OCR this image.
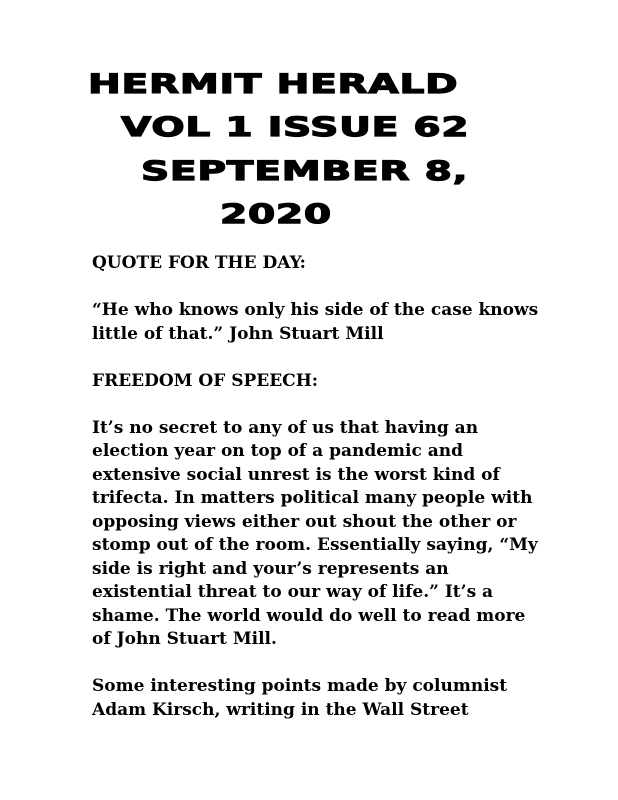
HERMIT HERALD
VOL 1 ISSUE 62
SEPTEMBER 8,
2020

QUOTE FOR THE DAY:

“He who knows only his side of the case knows
little of that.” John Stuart Mill

FREEDOM OF SPEECH:

It’s no secret to any of us that having an
election year on top of a pandemic and
extensive social unrest is the worst kind of
trifecta. In matters political many people with
opposing views either out shout the other or
stomp out of the room. Essentially saying, “My
side is right and your’s represents an
existential threat to our way of life.” It’s a
shame. The world would do well to read more
of John Stuart Mill.

Some interesting points made by columnist
Adam Kirsch, writing in the Wall Street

+ + + + +

**Stated problem:** Count up every line above that has the word "John" in it; answer with the number alone.

**Task solution:** 2